* _Texte étudié_:
Du 13 au 17 juillet, PBI Suisse a participé à la 19e session du Mécanisme d'expert·e·s sur les droits des peuples autochtones (MEDPI/EMRIP) des Nations unies à Genève. Ce mécanisme conseille le Conseil des droits de l'homme sur la mise en œuvre de la Déclaration des Nations unies sur les droits des peuples autochtones et constitue un espace privilégié où les peuples autochtones, les organisations de la société civile et les États échangent sur les défis actuels et les moyens de renforcer la protection de leurs droits.

Au cours de cette session, PBI Suisse est intervenue sur la situation au Guatemala et a coorganisé un événement parallèle consacré au Nicaragua, soulignant les violations persistantes des droits des peuples autochtones et le rôle essentiel des personnes défenseuses des droits humains.

Guatemala : trente ans après les accords de paix, les droits des peuples autochtones restent bafoués

Dans une déclaration orale (en espagnol) devant le MEDPI, PBI a rappelé que la majorité des quelque 200'000 personnes tuées, 45000 personnes disparues et un million de personnes déplacées durant le conflit armé interne au Guatemala appartenaient aux peuples maya, xinka et garífuna. Malgré la reconnaissance du génocide par plusieurs juridictions et l'Accord sur l'identité et les droits des peuples autochtones signé en 1995, les discriminations structurelles et les inégalités persistent.

PBI a notamment dénoncé la criminalisation des personnes défenseuses des terres et des territoires, majoritairement autochtones, ainsi que les expulsions forcées qui continuent de violer les normes internationales. Nous avons appelé le MEDPI à promouvoir la mise en œuvre des recommandations internationales relatives aux droits fonciers des peuples autochtones et à soutenir un moratoire sur les expulsions tant que leurs territoires ne bénéficient pas de garanties juridiques effectives.

 

Nicaragua : Brooklyn Rivera, symbole des atteintes aux droits des peuples autochtones

PBI Suisse a également modéré un événement parallèle consacré à la disparition forcée et à la mort sous la garde de l'État de Brooklyn Rivera, dirigeant historique miskitu et défenseur des droits des peuples autochtones de la côte caraïbe du Nicaragua, décédé le 30 mai 2026 après près de trois années de détention au secret. Organisé par Raza e Igualdad, RIDHE, Peace Brigades International et Geneva for Human Rights, en partenariat avec des organisations autochtones et afrodescendantes du Nicaragua, l'événement a rassemblé des représentant·e·s des mécanismes des Nations unies, des missions diplomatiques et de la société civile. Modéré par Claire Moretto, coordinatrice du plaidoyer de PBI, le panel a réuni Anexa Alfred Cunningham, vice-présidente du MEDPI, Carlos Quesada, directeur exécutif de Raza e Igualdad, Winnye Bernard, juriste à la RIDHE, ainsi que Tininiska Rivera, défenseuse des droits humains et fille de Brooklyn Rivera.

* _Tâches à réaliser_:
**1.** D'après le texte sur la participation de PBI Suisse à la session du MEDPI, qui a modéré le panel consacré à Brooklyn Rivera ?
**2.** Reprenez le texte sur la participation de PBI Suisse à la session du MEDPI à la suite de sa dernière phrase.

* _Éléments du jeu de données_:
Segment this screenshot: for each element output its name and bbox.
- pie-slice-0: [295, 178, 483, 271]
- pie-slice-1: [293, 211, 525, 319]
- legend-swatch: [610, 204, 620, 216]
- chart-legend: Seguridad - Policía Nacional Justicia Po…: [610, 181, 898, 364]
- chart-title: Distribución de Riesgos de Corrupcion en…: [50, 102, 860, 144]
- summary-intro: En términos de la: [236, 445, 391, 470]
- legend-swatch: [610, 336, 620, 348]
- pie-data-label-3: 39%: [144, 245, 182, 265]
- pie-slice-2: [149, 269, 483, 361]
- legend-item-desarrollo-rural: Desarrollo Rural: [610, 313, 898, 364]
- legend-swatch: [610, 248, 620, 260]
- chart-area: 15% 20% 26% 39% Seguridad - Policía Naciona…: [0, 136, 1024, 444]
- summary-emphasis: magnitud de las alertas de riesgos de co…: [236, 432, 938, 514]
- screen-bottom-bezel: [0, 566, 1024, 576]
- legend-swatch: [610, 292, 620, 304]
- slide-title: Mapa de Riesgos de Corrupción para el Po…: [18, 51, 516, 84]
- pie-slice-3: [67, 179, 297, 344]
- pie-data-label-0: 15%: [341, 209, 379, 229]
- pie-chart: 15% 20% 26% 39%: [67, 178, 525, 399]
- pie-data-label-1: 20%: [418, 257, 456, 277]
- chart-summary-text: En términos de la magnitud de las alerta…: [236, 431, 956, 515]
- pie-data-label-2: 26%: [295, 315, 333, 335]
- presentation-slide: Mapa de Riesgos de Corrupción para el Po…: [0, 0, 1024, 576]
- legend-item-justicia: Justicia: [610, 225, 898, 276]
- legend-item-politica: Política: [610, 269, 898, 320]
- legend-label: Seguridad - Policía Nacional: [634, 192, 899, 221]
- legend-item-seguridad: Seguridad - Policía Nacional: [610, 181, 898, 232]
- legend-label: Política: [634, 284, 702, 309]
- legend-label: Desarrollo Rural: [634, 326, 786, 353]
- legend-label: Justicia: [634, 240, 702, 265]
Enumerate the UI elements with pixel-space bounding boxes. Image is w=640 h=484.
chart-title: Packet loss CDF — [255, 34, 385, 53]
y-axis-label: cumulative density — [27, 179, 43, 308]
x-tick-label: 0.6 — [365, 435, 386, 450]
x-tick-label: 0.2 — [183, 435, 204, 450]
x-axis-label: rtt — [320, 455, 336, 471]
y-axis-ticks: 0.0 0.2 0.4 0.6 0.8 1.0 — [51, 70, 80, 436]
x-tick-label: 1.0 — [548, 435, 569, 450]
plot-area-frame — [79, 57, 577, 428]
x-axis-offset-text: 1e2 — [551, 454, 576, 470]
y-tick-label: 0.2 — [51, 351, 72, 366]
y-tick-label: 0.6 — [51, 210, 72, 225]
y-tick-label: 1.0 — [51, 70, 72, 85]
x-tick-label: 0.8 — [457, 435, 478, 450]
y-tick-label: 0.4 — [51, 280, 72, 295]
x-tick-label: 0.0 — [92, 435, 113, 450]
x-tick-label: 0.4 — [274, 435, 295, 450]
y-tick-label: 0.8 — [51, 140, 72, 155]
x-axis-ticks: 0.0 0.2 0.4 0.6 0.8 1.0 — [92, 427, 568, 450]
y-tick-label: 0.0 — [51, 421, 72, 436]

* _Réponses aux activités_:
**1.** Claire Moretto, coordinatrice du plaidoyer de PBI.

**2.**
Dans un témoignage particulièrement émouvant, Tininiska Rivera est revenue sur près de trois années d'incertitude après l'arrestation arbitraire de son père, sa disparition forcée, puis sa mort en détention. Elle a également dénoncé le refus des autorités nicaraguayennes de restituer son corps à sa famille afin qu'il puisse être enterré conformément aux traditions du peuple miskitu, ainsi que les représailles visant plusieurs membres de sa famille lorsqu'ils ont réclamé sa dépouille. Aujourd'hui encore, la famille poursuit son combat pour obtenir la restitution de son corps et faire toute la lumière sur les circonstances de son décès. Elle a également décrit le climat de peur qui règne au Nicaragua, où des lois répressives sont utilisées pour criminaliser la liberté d'expression et réduire au silence les voix critiques.

Les intervenant·e·s ont rappelé que cette affaire dépasse le cas individuel de Brooklyn Rivera : elle illustre les risques auxquels sont confrontés les peuples autochtones qui défendent leurs droits et coopèrent avec les mécanismes internationaux des Nations Unies. Ils ont appelé à une enquête indépendante, à la vérité, à la justice, à des réparations pour les victimes ainsi qu'à des garanties de non-répétition. Ils ont également demandé que le cas soit pris en compte dans les travaux du MEDPI et d'autres mécanismes onusiens compétents.